### Short exercise
Quote all of the data that follows exactly as written, skipping the images.
--- Start of Record set ---
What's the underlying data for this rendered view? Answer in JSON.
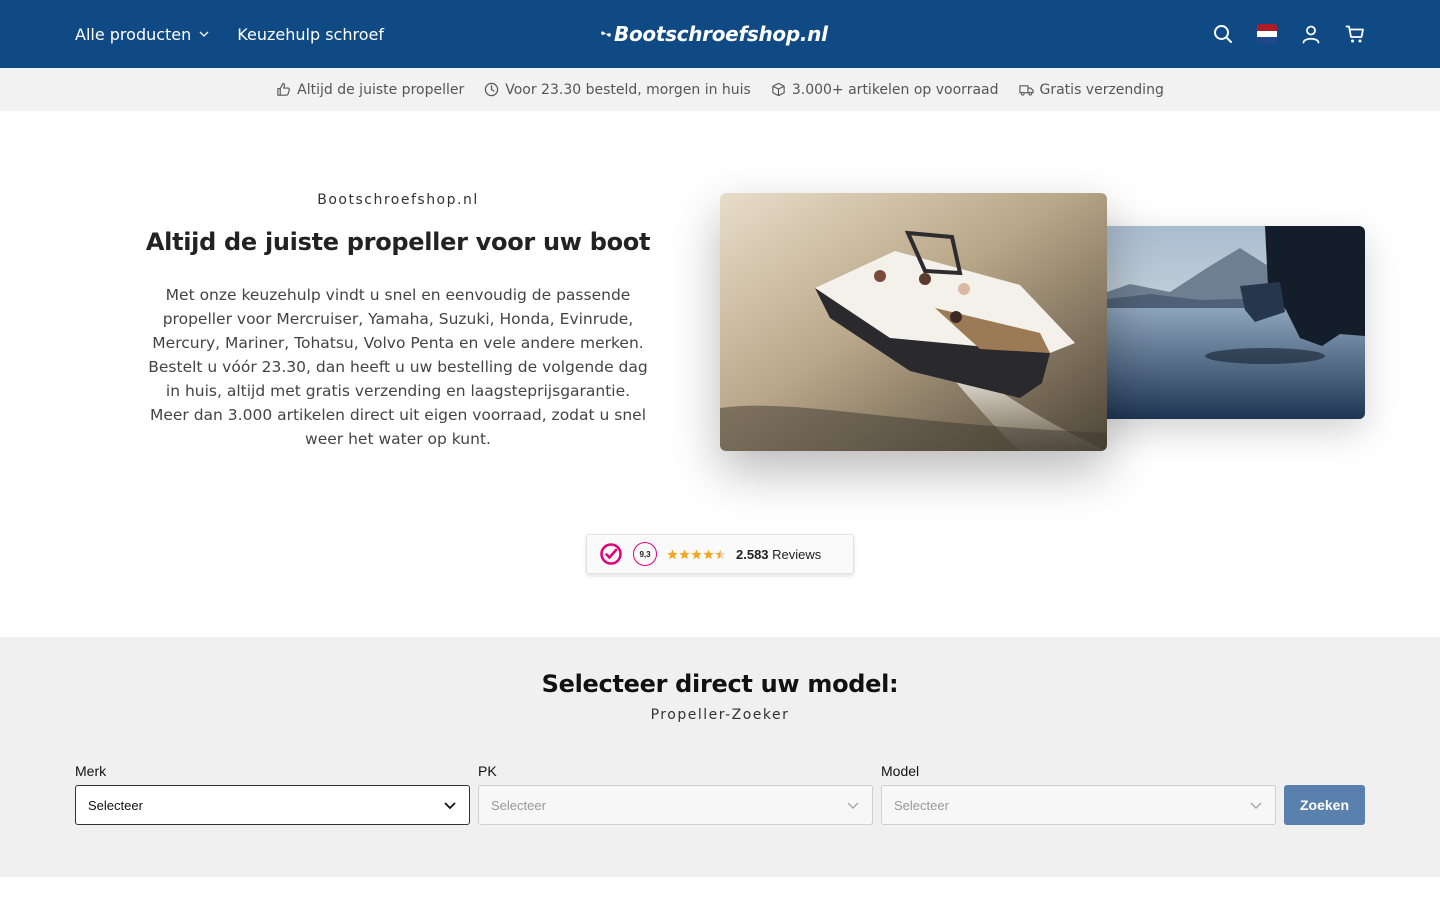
{
  "header": {
    "nav": [
      {
        "label": "Alle producten",
        "has_dropdown": true
      },
      {
        "label": "Keuzehulp schroef",
        "has_dropdown": false
      }
    ],
    "logo_text": "Bootschroefshop.nl",
    "icons": [
      "search-icon",
      "flag-nl-icon",
      "account-icon",
      "cart-icon"
    ],
    "background_color": "#0f4a85"
  },
  "usp_bar": [
    {
      "icon": "thumbs-up-icon",
      "text": "Altijd de juiste propeller"
    },
    {
      "icon": "clock-icon",
      "text": "Voor 23.30 besteld, morgen in huis"
    },
    {
      "icon": "box-icon",
      "text": "3.000+ artikelen op voorraad"
    },
    {
      "icon": "truck-icon",
      "text": "Gratis verzending"
    }
  ],
  "hero": {
    "kicker": "Bootschroefshop.nl",
    "title": "Altijd de juiste propeller voor uw boot",
    "body": "Met onze keuzehulp vindt u snel en eenvoudig de passende propeller voor Mercruiser, Yamaha, Suzuki, Honda, Evinrude, Mercury, Mariner, Tohatsu, Volvo Penta en vele andere merken. Bestelt u vóór 23.30, dan heeft u uw bestelling de volgende dag in huis, altijd met gratis verzending en laagsteprijsgarantie. Meer dan 3.000 artikelen direct uit eigen voorraad, zodat u snel weer het water op kunt."
  },
  "reviews": {
    "score": "9,3",
    "rating_stars": 4.5,
    "count": "2.583",
    "label": "Reviews",
    "accent_color": "#e3007b"
  },
  "finder": {
    "title": "Selecteer direct uw model:",
    "subtitle": "Propeller-Zoeker",
    "fields": [
      {
        "label": "Merk",
        "value": "Selecteer",
        "enabled": true
      },
      {
        "label": "PK",
        "value": "Selecteer",
        "enabled": false
      },
      {
        "label": "Model",
        "value": "Selecteer",
        "enabled": false
      }
    ],
    "button_label": "Zoeken",
    "button_color": "#5a81ad"
  }
}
--- End of Record set ---
### Task response
What's the underlying data for this rendered view? Answer in JSON.
{
  "header": {
    "nav": [
      {
        "label": "Alle producten",
        "has_dropdown": true
      },
      {
        "label": "Keuzehulp schroef",
        "has_dropdown": false
      }
    ],
    "logo_text": "Bootschroefshop.nl",
    "icons": [
      "search-icon",
      "flag-nl-icon",
      "account-icon",
      "cart-icon"
    ],
    "background_color": "#0f4a85"
  },
  "usp_bar": [
    {
      "icon": "thumbs-up-icon",
      "text": "Altijd de juiste propeller"
    },
    {
      "icon": "clock-icon",
      "text": "Voor 23.30 besteld, morgen in huis"
    },
    {
      "icon": "box-icon",
      "text": "3.000+ artikelen op voorraad"
    },
    {
      "icon": "truck-icon",
      "text": "Gratis verzending"
    }
  ],
  "hero": {
    "kicker": "Bootschroefshop.nl",
    "title": "Altijd de juiste propeller voor uw boot",
    "body": "Met onze keuzehulp vindt u snel en eenvoudig de passende propeller voor Mercruiser, Yamaha, Suzuki, Honda, Evinrude, Mercury, Mariner, Tohatsu, Volvo Penta en vele andere merken. Bestelt u vóór 23.30, dan heeft u uw bestelling de volgende dag in huis, altijd met gratis verzending en laagsteprijsgarantie. Meer dan 3.000 artikelen direct uit eigen voorraad, zodat u snel weer het water op kunt."
  },
  "reviews": {
    "score": "9,3",
    "rating_stars": 4.5,
    "count": "2.583",
    "label": "Reviews",
    "accent_color": "#e3007b"
  },
  "finder": {
    "title": "Selecteer direct uw model:",
    "subtitle": "Propeller-Zoeker",
    "fields": [
      {
        "label": "Merk",
        "value": "Selecteer",
        "enabled": true
      },
      {
        "label": "PK",
        "value": "Selecteer",
        "enabled": false
      },
      {
        "label": "Model",
        "value": "Selecteer",
        "enabled": false
      }
    ],
    "button_label": "Zoeken",
    "button_color": "#5a81ad"
  }
}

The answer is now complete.